Extract the lines that carry the string "Eisenbahn" from the listing.

Data in this exercise
>> BEGIN

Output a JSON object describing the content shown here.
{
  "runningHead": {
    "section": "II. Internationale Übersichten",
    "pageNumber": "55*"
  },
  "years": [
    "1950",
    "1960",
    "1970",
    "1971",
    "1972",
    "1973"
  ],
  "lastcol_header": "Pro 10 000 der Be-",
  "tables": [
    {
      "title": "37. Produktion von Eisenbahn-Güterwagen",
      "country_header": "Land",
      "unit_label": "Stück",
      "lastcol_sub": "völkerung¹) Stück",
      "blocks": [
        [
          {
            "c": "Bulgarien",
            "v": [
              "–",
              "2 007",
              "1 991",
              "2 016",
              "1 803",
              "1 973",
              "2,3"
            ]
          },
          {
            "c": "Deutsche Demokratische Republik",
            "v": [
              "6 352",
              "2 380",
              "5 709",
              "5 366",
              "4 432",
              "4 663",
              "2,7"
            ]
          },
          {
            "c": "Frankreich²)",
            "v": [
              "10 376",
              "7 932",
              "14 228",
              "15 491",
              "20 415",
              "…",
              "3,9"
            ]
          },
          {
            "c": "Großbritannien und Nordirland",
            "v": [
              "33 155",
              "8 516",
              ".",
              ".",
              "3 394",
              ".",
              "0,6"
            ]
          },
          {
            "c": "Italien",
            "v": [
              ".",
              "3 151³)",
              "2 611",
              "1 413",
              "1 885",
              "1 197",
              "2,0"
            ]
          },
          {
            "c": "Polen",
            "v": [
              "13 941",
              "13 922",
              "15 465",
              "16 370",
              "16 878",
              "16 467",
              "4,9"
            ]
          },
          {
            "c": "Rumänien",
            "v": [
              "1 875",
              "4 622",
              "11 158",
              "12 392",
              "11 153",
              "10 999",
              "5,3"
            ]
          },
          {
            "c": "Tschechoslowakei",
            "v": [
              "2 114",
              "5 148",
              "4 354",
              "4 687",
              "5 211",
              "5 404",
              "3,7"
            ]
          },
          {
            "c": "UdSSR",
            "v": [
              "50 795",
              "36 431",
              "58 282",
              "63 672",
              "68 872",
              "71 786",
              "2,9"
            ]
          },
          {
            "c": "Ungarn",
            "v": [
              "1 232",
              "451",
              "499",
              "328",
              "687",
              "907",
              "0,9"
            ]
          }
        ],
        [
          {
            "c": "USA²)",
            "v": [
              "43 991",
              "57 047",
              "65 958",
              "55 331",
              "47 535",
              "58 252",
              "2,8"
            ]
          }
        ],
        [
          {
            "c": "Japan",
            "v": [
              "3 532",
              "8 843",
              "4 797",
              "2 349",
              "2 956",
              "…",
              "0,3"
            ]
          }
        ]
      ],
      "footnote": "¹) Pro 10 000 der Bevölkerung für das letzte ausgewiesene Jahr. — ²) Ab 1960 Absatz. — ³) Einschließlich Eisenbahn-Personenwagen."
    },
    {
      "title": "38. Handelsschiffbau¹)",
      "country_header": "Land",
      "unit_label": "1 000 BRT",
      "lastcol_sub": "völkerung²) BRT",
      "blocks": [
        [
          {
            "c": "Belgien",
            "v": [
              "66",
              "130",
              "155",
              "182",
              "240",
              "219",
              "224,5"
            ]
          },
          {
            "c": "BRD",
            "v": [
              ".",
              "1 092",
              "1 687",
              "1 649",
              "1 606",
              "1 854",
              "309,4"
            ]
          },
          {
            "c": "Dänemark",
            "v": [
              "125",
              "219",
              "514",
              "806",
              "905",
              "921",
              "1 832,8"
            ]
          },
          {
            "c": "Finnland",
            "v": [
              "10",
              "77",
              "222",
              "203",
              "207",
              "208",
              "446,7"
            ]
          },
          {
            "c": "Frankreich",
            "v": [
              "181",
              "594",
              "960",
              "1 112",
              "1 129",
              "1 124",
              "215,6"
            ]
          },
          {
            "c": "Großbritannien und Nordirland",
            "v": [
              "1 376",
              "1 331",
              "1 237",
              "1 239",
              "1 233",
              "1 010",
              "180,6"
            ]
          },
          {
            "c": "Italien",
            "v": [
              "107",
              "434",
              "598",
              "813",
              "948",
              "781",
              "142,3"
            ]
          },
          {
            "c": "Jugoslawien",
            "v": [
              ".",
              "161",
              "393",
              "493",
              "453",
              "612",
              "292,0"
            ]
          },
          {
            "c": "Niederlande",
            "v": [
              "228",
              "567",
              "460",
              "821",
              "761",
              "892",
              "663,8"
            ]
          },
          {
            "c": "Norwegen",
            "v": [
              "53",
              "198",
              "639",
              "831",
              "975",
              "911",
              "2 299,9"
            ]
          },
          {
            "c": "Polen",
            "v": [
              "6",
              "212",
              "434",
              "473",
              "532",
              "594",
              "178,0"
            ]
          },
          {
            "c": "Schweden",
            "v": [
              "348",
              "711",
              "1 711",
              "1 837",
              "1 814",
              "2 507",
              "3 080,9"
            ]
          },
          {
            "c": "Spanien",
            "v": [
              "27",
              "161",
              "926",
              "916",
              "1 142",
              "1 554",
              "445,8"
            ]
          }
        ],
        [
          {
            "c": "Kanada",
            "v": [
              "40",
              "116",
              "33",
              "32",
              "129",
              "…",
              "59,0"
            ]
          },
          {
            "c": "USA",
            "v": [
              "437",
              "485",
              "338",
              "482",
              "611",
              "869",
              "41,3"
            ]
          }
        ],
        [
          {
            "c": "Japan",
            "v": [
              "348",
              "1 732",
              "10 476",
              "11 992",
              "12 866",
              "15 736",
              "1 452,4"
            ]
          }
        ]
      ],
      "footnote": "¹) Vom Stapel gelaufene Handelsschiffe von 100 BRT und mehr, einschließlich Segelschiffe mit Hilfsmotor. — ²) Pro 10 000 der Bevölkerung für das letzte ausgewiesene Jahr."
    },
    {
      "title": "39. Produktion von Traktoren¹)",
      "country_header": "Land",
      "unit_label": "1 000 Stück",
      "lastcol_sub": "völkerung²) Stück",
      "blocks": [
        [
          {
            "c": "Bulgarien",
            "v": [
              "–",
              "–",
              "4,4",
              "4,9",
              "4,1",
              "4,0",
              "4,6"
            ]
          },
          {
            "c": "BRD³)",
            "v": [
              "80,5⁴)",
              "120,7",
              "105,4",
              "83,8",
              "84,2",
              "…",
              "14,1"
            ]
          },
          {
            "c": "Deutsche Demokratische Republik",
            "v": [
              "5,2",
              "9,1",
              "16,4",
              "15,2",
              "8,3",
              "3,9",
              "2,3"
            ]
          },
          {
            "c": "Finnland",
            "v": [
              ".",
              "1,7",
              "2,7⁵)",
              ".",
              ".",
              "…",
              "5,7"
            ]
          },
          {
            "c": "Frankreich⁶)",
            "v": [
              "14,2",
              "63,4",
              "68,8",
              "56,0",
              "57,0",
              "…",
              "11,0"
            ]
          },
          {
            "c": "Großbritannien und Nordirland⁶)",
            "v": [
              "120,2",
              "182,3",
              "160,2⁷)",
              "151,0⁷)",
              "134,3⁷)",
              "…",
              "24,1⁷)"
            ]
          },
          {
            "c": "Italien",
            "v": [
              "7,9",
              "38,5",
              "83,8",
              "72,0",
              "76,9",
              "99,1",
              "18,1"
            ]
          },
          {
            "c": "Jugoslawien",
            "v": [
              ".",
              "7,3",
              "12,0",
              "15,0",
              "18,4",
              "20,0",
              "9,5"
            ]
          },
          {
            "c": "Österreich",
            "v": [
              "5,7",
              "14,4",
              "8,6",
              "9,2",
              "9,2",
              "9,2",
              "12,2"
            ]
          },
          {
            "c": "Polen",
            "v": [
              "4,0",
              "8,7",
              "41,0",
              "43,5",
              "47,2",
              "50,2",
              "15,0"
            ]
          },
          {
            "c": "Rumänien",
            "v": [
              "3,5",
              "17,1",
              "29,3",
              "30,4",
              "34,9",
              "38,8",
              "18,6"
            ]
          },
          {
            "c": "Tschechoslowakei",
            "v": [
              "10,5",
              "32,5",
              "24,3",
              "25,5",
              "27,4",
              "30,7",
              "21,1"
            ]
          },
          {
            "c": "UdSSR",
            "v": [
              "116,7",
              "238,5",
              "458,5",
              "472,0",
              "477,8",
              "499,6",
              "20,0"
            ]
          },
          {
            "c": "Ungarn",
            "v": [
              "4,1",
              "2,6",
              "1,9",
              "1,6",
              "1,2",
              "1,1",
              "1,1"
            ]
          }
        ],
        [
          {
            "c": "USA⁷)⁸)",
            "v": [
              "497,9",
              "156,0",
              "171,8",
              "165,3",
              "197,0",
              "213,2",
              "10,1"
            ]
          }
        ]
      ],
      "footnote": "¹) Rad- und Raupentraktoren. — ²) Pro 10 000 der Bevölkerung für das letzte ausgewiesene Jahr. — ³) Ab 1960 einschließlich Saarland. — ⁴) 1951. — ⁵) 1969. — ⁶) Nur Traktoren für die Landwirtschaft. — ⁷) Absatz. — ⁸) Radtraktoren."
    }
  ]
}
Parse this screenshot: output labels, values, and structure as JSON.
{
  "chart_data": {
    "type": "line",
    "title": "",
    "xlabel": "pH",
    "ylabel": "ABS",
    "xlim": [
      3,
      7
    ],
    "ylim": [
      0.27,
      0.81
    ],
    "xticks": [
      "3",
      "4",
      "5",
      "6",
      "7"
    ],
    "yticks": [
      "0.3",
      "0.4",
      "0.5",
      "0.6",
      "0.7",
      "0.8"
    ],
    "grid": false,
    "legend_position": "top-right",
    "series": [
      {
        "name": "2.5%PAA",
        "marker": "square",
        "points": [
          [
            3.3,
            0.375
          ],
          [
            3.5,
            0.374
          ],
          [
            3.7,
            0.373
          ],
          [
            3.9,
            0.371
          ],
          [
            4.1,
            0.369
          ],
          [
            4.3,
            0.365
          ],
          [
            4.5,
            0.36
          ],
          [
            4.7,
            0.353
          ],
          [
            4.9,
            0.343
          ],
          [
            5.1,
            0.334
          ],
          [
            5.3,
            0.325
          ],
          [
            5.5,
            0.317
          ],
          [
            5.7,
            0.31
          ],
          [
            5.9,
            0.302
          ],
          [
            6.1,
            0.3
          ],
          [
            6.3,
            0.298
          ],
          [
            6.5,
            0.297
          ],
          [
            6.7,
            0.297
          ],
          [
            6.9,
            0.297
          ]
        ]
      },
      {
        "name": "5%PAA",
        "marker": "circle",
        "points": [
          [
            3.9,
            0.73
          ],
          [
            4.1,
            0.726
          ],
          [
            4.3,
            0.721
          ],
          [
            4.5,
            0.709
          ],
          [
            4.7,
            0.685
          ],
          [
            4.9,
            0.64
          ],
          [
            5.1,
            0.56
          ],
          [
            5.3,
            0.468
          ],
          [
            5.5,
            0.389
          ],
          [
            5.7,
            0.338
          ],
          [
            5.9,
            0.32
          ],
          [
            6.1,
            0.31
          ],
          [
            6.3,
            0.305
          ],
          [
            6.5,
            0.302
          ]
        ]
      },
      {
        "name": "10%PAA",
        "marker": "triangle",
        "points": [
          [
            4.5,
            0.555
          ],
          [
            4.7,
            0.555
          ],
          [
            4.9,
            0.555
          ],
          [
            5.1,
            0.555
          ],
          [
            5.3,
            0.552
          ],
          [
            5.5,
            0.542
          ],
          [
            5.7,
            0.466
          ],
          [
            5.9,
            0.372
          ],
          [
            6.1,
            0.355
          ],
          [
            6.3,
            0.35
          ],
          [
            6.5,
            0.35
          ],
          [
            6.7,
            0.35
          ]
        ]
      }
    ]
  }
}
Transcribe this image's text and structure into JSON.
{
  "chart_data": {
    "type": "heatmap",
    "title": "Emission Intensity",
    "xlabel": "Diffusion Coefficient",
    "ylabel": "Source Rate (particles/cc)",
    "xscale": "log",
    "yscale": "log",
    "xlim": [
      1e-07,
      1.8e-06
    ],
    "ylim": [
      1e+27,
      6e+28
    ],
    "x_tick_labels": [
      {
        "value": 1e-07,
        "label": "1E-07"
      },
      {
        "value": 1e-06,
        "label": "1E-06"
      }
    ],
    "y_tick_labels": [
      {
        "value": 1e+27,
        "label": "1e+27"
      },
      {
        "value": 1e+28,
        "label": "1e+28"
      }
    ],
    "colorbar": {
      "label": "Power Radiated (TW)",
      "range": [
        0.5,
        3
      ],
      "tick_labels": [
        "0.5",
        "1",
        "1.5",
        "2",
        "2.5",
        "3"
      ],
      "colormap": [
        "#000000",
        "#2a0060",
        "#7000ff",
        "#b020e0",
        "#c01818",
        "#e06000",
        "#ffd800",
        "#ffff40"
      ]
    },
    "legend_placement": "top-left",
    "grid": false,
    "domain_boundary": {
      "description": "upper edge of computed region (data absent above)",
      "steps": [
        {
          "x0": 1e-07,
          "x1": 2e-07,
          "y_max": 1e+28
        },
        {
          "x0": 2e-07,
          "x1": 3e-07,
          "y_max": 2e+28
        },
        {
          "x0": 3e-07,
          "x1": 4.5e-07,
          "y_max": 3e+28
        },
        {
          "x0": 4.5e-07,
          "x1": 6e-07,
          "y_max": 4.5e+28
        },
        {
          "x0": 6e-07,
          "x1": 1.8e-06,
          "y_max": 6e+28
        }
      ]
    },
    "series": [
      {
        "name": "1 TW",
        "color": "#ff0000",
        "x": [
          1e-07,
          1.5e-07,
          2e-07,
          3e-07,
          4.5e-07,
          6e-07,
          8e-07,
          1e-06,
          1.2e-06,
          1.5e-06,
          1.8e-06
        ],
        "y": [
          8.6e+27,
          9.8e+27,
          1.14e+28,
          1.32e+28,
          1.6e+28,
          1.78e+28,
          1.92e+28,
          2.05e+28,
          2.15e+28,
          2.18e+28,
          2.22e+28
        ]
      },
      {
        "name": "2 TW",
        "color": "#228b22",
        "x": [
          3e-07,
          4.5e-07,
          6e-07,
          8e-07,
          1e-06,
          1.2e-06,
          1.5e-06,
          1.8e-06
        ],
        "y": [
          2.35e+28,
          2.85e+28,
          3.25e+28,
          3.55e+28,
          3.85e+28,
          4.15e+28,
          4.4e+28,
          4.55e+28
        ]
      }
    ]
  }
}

>> END

The completed task
      "title": "37. Produktion von Eisenbahn-Güterwagen",
      "footnote": "¹) Pro 10 000 der Bevölkerung für das letzte ausgewiesene Jahr. — ²) Ab 1960 Absatz. — ³) Einschließlich Eisenbahn-Personenwagen."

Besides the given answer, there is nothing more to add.